* SOURCE EXCERPT *

= = =

My husband and I got married 5 years ago. I was 19 and he was 20. We were both in college at the time and in love. I recently graduated, but he is still trying to get out of college. He has a habit of not going to class. Sometimes when he wouldn't show up to something, I would have to be the one to make an excuse for him while he sat at home. He has never kept a steady job, so I have been the one to always work to pay bills. Sometimes I would work more than one job, and I would come home exhausted, only to find him sitting on the couch watching TV or playing a video game. The house would be a complete mess and the dogs wouldn't have been taking outside or feed. I feel that the stress of always being the person to worry about everything really brought me down. I felt so trapped and helpless. Every time we would fight I would tell him that I was leaving and going to divorce him, but he would always make me feel bad and I would never do it. He would tell me about how he would change and how sorry he was, and that he would do better, but he never kept his promises.

 

To this day he has failed several classes more than once, doesn't have a job, and continues to tell me he loves me. So one day he went to school and I packed all of my things and left before he got home. I felt that if I did it while he was away, his sad stories and promises about changing wouldn't sway me to stay. Well ever since I left and moved in with my parents, he has called me, texted, Facebooked, and emailed me with the promise that he wants to change and make things right. They sound sincere, but it's so hard to believe him this time,

Because I've heard it all before.

 

I filed for divorce and am just so insecure about the situation. I do love him, but it is so hard to forgive 5 years of bad marriage. I feel bad for him because my feelings have changed and his haven't. We don't have any kids, a house, or credit card debt. We really don't have anything because we are both still young and I am fresh out of college. I would think that the 5 years of worrying about money, jobs, bills, dogs, house work, and school would've scared me away, but I still feel like I'm doing him wrong.

= = =

* AIM 1 *
Reproduce the passage about the marriage in full, word for word.

* DATASET *
= = =

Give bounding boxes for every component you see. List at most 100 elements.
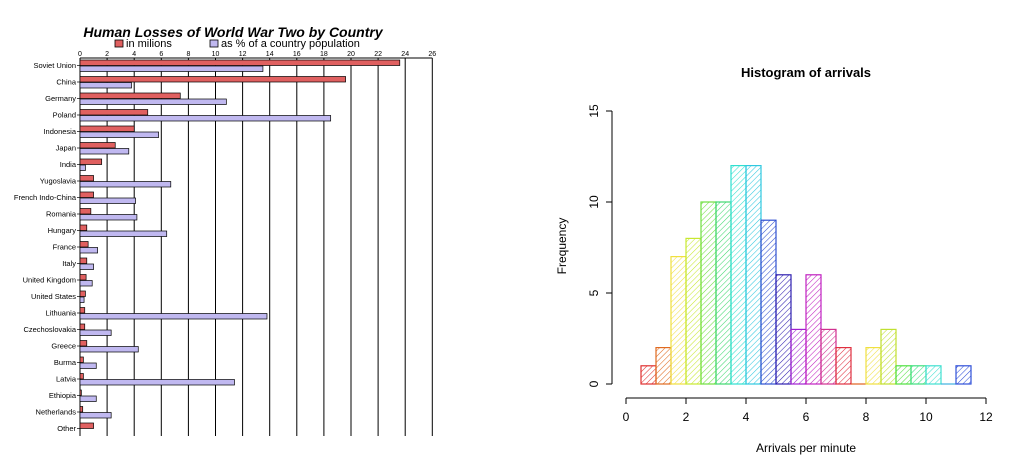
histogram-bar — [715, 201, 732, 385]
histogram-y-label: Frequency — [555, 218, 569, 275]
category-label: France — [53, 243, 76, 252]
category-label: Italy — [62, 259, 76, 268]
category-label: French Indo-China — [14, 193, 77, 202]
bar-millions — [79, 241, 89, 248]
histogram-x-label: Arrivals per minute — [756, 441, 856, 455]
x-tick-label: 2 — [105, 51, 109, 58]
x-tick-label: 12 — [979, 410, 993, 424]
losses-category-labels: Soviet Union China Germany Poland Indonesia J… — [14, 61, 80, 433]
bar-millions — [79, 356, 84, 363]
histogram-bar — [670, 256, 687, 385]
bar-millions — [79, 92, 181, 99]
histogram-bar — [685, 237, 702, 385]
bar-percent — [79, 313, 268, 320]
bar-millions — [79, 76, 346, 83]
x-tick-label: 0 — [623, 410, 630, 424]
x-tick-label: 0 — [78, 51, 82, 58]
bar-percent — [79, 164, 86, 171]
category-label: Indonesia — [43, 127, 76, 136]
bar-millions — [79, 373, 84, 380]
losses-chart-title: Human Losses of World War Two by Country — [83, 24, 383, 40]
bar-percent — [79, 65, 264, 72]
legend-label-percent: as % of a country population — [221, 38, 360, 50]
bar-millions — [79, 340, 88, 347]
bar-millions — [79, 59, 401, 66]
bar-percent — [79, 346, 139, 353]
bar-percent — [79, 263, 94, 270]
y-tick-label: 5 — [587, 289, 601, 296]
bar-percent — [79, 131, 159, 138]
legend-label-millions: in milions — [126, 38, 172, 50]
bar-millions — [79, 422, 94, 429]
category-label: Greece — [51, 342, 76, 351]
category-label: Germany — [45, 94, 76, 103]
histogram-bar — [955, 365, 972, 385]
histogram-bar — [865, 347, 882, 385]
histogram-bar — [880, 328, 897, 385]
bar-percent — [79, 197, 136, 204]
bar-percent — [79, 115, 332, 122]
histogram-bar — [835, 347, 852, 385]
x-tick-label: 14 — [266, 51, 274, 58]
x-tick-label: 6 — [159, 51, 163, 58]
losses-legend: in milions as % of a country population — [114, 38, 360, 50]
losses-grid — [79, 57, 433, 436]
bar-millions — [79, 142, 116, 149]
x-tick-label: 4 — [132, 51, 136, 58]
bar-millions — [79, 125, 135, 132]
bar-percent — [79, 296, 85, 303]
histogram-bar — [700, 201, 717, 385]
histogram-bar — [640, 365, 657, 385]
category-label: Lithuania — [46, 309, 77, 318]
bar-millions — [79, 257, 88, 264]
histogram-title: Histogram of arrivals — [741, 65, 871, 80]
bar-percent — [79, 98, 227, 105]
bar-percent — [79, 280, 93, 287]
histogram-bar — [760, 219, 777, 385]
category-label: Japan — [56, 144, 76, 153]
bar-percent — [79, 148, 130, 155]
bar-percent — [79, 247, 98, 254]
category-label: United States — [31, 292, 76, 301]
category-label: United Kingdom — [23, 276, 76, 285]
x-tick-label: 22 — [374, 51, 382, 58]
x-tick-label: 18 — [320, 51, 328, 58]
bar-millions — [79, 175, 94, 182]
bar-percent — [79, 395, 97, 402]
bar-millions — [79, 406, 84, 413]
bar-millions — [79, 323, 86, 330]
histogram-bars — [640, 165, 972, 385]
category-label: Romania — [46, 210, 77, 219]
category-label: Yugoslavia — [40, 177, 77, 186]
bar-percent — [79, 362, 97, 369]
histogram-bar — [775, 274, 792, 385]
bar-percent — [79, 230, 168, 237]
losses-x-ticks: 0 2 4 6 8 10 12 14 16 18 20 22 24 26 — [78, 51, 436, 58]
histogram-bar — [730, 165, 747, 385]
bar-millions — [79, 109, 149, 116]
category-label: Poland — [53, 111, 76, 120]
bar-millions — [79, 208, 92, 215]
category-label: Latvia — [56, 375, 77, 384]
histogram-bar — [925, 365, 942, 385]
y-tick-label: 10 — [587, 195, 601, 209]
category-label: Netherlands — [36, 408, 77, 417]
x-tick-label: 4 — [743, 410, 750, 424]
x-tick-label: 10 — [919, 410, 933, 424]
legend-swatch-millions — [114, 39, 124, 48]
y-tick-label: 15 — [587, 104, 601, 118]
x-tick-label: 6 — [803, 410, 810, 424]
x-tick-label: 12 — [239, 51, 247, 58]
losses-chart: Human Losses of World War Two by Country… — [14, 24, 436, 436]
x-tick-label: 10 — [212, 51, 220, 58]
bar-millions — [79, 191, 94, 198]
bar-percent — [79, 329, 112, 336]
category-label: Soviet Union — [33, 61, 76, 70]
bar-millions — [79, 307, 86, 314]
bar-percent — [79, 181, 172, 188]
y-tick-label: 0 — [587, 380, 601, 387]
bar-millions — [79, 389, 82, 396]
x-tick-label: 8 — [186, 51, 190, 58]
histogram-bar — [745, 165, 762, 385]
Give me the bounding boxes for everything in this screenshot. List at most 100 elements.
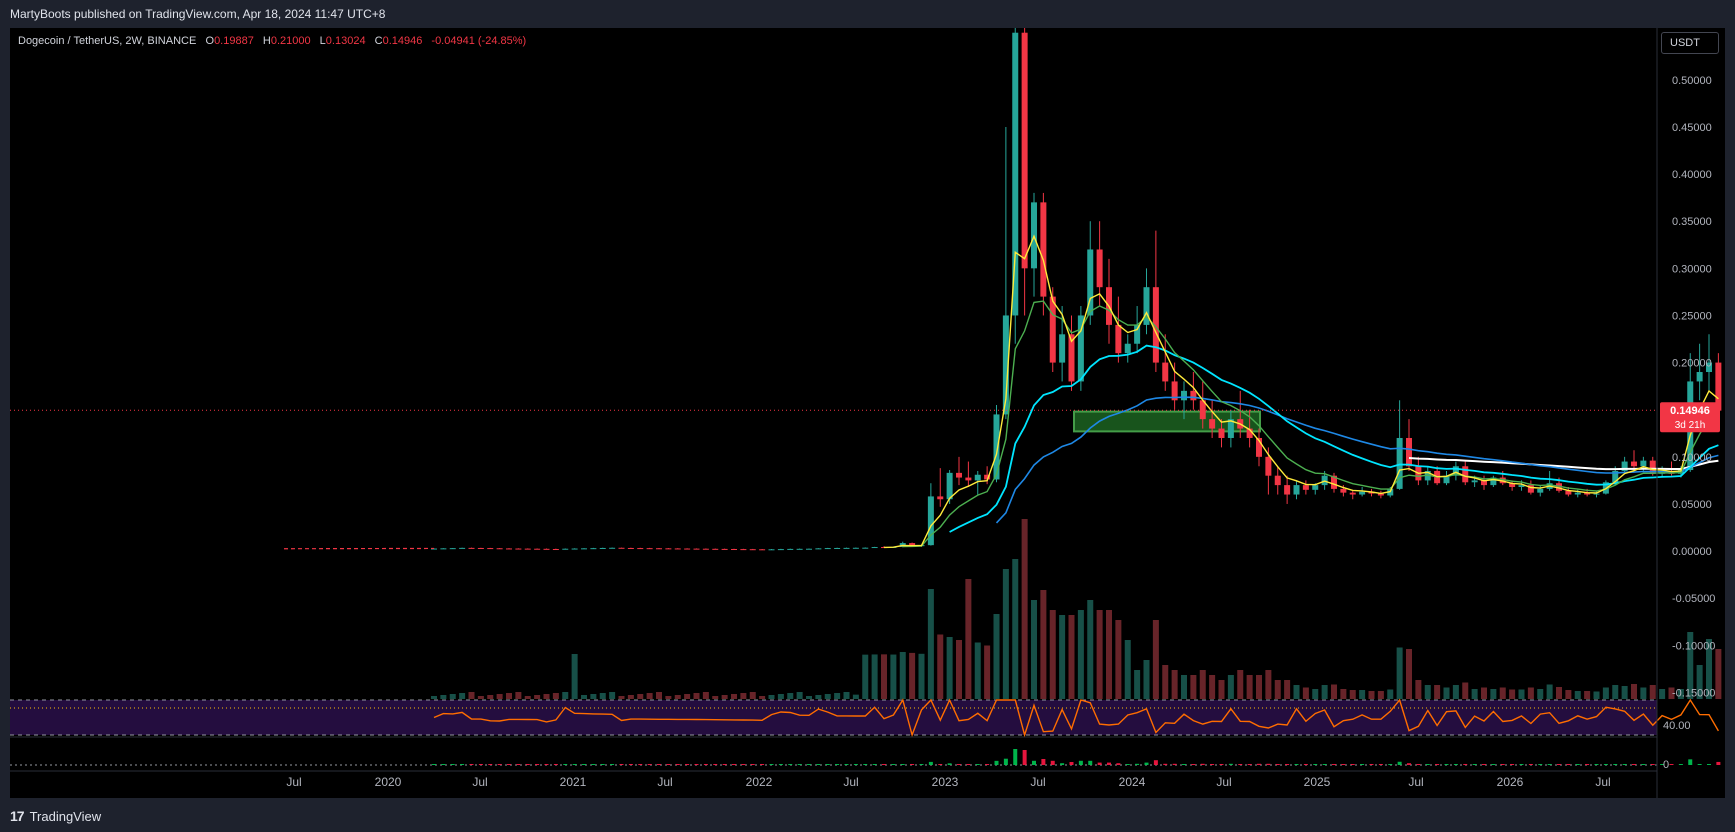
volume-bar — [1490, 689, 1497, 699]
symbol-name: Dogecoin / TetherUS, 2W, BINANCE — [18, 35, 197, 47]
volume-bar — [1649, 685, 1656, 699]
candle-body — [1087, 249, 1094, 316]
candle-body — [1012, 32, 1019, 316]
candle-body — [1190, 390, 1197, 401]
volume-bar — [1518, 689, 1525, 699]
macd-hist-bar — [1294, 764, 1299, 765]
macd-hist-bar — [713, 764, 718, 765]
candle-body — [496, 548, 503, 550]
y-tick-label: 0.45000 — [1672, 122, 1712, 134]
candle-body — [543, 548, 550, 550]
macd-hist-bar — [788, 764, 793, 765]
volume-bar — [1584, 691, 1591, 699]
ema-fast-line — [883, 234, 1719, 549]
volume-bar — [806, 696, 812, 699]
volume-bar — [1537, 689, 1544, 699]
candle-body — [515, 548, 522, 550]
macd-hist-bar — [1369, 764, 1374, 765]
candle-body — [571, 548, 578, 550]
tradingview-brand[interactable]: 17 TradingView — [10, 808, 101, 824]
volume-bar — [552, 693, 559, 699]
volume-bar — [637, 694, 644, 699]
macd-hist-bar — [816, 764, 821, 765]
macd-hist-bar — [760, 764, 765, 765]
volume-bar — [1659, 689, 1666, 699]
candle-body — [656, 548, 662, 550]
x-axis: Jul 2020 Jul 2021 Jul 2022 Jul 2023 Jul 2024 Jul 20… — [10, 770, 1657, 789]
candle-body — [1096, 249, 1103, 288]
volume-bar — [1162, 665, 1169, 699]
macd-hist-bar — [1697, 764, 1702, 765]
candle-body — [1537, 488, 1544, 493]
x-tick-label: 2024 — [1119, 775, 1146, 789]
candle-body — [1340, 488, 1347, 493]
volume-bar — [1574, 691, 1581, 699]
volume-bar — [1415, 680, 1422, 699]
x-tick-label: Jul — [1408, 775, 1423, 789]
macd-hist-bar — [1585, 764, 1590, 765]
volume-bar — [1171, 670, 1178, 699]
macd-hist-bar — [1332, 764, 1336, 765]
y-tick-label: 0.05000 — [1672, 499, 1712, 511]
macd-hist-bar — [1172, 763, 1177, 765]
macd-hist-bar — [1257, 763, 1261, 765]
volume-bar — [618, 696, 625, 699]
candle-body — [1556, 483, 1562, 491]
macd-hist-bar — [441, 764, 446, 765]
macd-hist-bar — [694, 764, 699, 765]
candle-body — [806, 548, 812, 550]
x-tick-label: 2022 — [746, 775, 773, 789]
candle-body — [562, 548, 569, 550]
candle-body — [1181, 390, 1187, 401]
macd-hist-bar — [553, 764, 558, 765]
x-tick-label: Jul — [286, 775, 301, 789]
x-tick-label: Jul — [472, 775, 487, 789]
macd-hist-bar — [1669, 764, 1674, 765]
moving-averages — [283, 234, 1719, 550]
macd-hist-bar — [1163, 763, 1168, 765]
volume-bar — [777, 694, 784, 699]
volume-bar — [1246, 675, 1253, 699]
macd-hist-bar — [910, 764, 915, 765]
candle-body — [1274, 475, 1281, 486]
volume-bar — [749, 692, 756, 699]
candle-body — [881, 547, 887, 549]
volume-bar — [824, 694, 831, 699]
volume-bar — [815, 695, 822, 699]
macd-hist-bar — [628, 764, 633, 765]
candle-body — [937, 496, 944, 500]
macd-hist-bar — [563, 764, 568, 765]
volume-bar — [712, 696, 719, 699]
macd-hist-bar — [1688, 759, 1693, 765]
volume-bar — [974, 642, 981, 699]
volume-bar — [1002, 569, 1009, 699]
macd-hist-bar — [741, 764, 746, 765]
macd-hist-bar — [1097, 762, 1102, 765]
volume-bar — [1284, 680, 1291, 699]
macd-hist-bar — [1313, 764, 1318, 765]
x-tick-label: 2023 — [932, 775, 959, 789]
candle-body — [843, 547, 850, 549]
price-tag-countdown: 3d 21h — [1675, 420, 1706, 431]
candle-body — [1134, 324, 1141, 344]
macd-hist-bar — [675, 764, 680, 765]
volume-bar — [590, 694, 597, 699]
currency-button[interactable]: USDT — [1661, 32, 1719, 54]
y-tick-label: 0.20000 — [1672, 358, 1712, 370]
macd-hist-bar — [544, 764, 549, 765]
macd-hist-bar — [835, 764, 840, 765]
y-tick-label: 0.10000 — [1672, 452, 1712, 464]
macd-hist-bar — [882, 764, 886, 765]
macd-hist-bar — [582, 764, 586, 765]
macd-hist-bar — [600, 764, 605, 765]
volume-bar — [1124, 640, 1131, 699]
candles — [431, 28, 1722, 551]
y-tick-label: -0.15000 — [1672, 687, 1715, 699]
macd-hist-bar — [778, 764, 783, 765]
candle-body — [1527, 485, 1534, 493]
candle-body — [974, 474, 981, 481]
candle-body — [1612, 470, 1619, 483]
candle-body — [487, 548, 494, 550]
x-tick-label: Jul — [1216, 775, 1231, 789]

= = =

* AIM 2 *
List every line of the entries that contains the string "chart", copying each one. Case counts.

* ANSWER 1 *
My husband and I got married 5 years ago. I was 19 and he was 20. We were both in college at the time and in love. I recently graduated, but he is still trying to get out of college. He has a habit of not going to class. Sometimes when he wouldn't show up to something, I would have to be the one to make an excuse for him while he sat at home. He has never kept a steady job, so I have been the one to always work to pay bills. Sometimes I would work more than one job, and I would come home exhausted, only to find him sitting on the couch watching TV or playing a video game. The house would be a complete mess and the dogs wouldn't have been taking outside or feed. I feel that the stress of always being the person to worry about everything really brought me down. I felt so trapped and helpless. Every time we would fight I would tell him that I was leaving and going to divorce him, but he would always make me feel bad and I would never do it. He would tell me about how he would change and how sorry he was, and that he would do better, but he never kept his promises.

 

To this day he has failed several classes more than once, doesn't have a job, and continues to tell me he loves me. So one day he went to school and I packed all of my things and left before he got home. I felt that if I did it while he was away, his sad stories and promises about changing wouldn't sway me to stay. Well ever since I left and moved in with my parents, he has called me, texted, Facebooked, and emailed me with the promise that he wants to change and make things right. They sound sincere, but it's so hard to believe him this time,

Because I've heard it all before.

 

I filed for divorce and am just so insecure about the situation. I do love him, but it is so hard to forgive 5 years of bad marriage. I feel bad for him because my feelings have changed and his haven't. We don't have any kids, a house, or credit card debt. We really don't have anything because we are both still young and I am fresh out of college. I would think that the 5 years of worrying about money, jobs, bills, dogs, house work, and school would've scared me away, but I still feel like I'm doing him wrong.

* ANSWER 2 *
losses-chart-title: Human Losses of World War Two by Country — [83, 24, 383, 40]
losses-chart: Human Losses of World War Two by Country… — [14, 24, 436, 436]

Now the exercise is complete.